# [EXTRAIT DU DOCUMENT]

........

Ce qu’il y a de tragique, c’est que
j’entretenais pour Alfred une admiration sans mélange. Publiant ses nouvelles
dans mon ex blog « Chroniques Marignac », j’étais soufflé par ses
contes cruels de l’Afrique, que nous republierons bientôt ici. Je l’avais
appelé « Alfred Dogbé l’étincelant » tant sa narration implacable
m’avait éberlué de précision et d’intelligence, et je cherchais à le persuader
qu’il en serait de même avec un roman, s’il prenait le problème à l’endroit,
une très longue nouvelle, petit frère, pas plus, vas-y. Je les attends les
petits apparatchiks du « noir » français et leurs constructions
bâclées, leur « style » bégayant en rond — pas un qui puisse s’aligner
avec Alfred, diamant brut. Peut-être grâce à Renegade Boxing Club, la Ville Noire et la référence russe post-communiste — tant aimée
dans la jeunesse d’Alfred, chez mes amis russes, il comprenait la moitié au
moins de mes traductions dans la langue de Pouchkine — toutes deux
omniprésentes dans ce roman, peut-être la chaîne de l’amitié à travers Daniel
Mallerin , je jouissais à ses yeux du prestige du romancier de Paris. Et je
m’étais juré de le suivre pas à pas dans sa réalisation du rêve romanesque. La
vie, cette chienne, ne nous a pas permis d’aller plus loin. J’y croyais encore,
en faisant d’Alfred un des dédicataires de Milieu Hostile, que je n’eus même pas l’occasion de lui donner. Sa mort soudaine est
encore — ils s’accumulent — un rendez-vous manqué du destin. Avec un des plus
remarquables esprits créatifs qu’il m’ait été donné de croiser. Je céderai la
place à Lermontov, en cette soirée de deuil, pour dire ma peine, et celle de
ceux qui ont connu et aimé Alfred Dogbé.
Photo© Marie-Pierre Cravedi |
LA MORT DU POETE
(extrait)

........

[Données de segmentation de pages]
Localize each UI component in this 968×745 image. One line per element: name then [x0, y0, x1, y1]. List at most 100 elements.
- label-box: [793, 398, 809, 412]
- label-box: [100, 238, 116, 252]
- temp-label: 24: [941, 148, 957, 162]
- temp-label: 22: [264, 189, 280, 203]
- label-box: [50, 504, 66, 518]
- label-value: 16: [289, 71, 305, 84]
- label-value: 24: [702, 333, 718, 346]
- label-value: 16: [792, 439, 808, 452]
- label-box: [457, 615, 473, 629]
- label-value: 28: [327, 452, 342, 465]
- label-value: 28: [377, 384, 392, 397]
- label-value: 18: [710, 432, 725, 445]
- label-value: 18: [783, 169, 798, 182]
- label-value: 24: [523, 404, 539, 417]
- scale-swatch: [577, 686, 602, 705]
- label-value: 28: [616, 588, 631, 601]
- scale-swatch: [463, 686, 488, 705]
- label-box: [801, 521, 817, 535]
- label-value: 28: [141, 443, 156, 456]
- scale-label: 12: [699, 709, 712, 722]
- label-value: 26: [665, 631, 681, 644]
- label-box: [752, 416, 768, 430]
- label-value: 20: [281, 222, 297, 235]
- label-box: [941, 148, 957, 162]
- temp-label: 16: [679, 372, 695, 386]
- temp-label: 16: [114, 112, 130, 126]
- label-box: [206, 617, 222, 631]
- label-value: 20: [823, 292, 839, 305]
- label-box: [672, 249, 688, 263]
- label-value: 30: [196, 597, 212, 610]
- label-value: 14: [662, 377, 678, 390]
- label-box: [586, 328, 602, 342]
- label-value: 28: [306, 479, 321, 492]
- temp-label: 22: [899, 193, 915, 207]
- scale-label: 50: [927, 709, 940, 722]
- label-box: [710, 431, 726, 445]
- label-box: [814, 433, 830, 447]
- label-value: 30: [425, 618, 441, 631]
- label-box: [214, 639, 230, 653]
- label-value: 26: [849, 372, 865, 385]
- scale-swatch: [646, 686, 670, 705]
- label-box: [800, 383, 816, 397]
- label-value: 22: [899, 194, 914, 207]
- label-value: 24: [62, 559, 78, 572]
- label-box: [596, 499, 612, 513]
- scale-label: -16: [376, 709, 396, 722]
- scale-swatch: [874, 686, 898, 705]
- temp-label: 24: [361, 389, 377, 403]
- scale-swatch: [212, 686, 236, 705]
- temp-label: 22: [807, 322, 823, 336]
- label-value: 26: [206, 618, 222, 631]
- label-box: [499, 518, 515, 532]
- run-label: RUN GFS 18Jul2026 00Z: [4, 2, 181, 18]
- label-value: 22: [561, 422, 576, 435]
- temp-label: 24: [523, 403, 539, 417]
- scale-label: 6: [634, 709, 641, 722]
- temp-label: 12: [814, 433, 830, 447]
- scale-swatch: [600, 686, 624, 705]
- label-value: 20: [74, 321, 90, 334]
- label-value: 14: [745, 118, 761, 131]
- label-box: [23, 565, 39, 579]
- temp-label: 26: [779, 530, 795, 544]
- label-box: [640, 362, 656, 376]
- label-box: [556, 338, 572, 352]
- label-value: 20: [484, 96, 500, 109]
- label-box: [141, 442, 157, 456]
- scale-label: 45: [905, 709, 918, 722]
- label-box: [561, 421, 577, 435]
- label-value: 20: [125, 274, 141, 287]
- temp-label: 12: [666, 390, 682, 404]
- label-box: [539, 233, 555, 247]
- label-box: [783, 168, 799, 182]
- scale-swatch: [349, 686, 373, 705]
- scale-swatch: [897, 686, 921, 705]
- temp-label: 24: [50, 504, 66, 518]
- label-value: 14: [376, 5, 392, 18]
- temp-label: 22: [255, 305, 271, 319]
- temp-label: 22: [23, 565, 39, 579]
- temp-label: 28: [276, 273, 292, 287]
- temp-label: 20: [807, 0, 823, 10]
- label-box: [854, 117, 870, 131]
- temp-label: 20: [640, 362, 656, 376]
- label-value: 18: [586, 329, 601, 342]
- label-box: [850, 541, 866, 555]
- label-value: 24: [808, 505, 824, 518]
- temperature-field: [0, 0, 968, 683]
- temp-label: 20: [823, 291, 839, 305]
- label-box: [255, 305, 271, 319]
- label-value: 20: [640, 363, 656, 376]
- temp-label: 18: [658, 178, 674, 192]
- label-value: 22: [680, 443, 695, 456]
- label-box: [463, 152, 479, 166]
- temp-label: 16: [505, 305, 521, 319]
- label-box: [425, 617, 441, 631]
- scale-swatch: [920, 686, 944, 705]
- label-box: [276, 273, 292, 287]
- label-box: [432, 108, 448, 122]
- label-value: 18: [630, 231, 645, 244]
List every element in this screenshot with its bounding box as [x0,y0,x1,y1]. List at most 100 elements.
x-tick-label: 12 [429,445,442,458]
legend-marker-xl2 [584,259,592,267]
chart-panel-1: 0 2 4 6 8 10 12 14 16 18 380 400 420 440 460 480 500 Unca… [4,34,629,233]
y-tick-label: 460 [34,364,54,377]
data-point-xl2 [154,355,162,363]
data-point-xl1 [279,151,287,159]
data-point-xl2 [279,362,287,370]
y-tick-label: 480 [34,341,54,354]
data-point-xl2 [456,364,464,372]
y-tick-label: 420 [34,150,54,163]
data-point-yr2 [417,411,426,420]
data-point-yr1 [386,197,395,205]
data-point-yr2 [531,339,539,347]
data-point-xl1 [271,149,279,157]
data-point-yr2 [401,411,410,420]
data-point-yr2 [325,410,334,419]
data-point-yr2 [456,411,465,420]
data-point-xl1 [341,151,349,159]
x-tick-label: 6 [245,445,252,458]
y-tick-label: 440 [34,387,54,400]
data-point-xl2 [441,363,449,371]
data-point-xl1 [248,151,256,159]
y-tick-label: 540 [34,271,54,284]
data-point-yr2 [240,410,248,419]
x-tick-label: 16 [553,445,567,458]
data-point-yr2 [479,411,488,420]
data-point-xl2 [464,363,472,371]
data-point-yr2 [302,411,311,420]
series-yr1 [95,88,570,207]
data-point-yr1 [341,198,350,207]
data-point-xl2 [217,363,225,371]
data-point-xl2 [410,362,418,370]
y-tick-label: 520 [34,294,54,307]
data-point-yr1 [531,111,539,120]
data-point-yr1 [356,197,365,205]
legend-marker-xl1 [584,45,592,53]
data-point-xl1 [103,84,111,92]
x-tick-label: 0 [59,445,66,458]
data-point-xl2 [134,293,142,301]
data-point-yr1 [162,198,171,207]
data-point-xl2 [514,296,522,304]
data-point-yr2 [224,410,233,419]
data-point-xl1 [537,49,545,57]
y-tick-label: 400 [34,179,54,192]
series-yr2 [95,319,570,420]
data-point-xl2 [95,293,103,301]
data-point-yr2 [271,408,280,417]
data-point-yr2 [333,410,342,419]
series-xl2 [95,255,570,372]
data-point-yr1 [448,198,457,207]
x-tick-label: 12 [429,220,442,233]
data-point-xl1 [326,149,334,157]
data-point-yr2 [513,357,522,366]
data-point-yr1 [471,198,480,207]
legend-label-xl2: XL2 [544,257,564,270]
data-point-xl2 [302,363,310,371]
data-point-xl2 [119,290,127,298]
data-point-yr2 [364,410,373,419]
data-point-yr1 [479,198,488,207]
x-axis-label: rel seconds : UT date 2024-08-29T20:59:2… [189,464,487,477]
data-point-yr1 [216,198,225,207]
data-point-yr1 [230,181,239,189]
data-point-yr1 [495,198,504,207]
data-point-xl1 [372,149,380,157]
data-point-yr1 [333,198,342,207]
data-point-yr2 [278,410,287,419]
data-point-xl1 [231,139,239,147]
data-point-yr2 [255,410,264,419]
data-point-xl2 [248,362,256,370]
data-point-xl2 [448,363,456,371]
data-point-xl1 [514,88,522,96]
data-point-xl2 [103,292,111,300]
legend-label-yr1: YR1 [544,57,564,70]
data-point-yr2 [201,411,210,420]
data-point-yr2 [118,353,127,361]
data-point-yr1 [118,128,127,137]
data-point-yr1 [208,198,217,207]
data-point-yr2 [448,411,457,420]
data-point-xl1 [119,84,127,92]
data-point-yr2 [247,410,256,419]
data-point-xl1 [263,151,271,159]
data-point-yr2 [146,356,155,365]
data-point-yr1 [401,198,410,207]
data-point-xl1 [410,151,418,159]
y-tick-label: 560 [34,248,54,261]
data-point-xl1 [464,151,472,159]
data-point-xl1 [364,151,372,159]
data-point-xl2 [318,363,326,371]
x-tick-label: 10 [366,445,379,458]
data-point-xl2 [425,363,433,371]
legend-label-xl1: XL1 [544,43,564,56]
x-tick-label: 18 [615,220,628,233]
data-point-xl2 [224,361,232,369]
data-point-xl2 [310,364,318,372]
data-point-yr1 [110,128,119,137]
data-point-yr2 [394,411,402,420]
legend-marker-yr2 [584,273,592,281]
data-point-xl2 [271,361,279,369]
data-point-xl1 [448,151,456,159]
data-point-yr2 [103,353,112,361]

........

# [CONSIGNES]
a. Condensez sous forme de liste le paragraphe de l'hommage à Alfred Dogbé qui commence par « Ce qu'il y a de tragique, c'est que », en conservant ses faits principaux.
b. Reprenez l'hommage à Alfred Dogbé à partir de sa dernière ligne et poursuivez-le.
Ces enregistrements n'ont aucun rapport avec l'extrait du document.

# [CORRIGÉS]
a.
- J'admirais sans réserve Alfred Dogbé, dont je publiais les nouvelles dans mon ancien blog « Chroniques Marignac ».
- Ses contes cruels de l'Afrique, qui seront bientôt republiés ici, m'avaient tant frappé que je l'avais surnommé « Alfred Dogbé l'étincelant ».
- Je voulais le convaincre d'écrire un roman en l'abordant comme une très longue nouvelle.
- Selon moi, aucun des « petits apparatchiks » du « noir » français ne pouvait rivaliser avec lui.
- Grâce peut-être à Renegade Boxing Club, à la Ville Noire, à la référence russe post-communiste et à l'amitié de Daniel Mallerin, j'avais à ses yeux le prestige du romancier de Paris.
- Je m'étais juré de l'accompagner dans son projet de roman, mais la vie ne l'a pas permis.
- J'avais fait de lui l'un des dédicataires de Milieu Hostile, sans pouvoir lui remettre le livre.
- Sa mort soudaine est un nouveau rendez-vous manqué du destin.
- Pour exprimer ma peine et celle de ses proches, je laisse la parole à Lermontov.

b.
Mikhail Lermontov
(Traduit par TM)
Le poète a péri — victime de
l’honnêteté
Tombé, par la rumeur calomnié
Cœur de plomb et soif de vengeance
Flétri, la tête pleine de fierté,
L’âme du poète ne put tolérer
La petite monnaie des offenses…
Погиб поэт!
— невольник чести —
Пал, оклеветанный молвой,
С
свинцом в груди и жаждой мести,
Поникнув
гордой головой!..
Не вынесла душа поэта
Позора мелочных обид…
En 2005, salon du livre de Paris consacré à la francophonie, Alfred Dogbé et Samuel Millongo descendent du TGV à Besançon et dès ce moment je passe deux jours uniques par l'incomparable gaieté, l'immense culture, la générosité de mes deux protégés, car j'ai l'immense chance de les accompagner dans des lycées à la rencontre de leurs jeunes lecteurs. Je me rappelle l'émotion d'Alfred à Champagney, le village franc-comtois dont les habitants avaient demandé l'abolition de l'esclavage dans leurs cahiers de doléances de 1789. Sur un des murs de l'église, le tableau des trois rois mages et le seul noir jamais vu par les villageois, Balthazar, le plus brillant, le plus splendide. Quoi, réduire ses semblables en esclavage? Version biblique du black is beautiful!
RépondreSupprimerAlfred et Samuel furent faits citoyens d'honneur dans le musée de Champagney consacré à la mémoire de la traite et de l'esclavage.
Disparus cet homme magnifique, cette intelligence lumineuse, ce rire qui disait tout d'une relation à la vie? Rire de soi, rire de l'absurdité, rire parce que c'est bon, rire malgré tout et pour tout.
"Le tombeau des morts, c'est le coeur des vivants"
Adieu ami de deux jours inoubliables.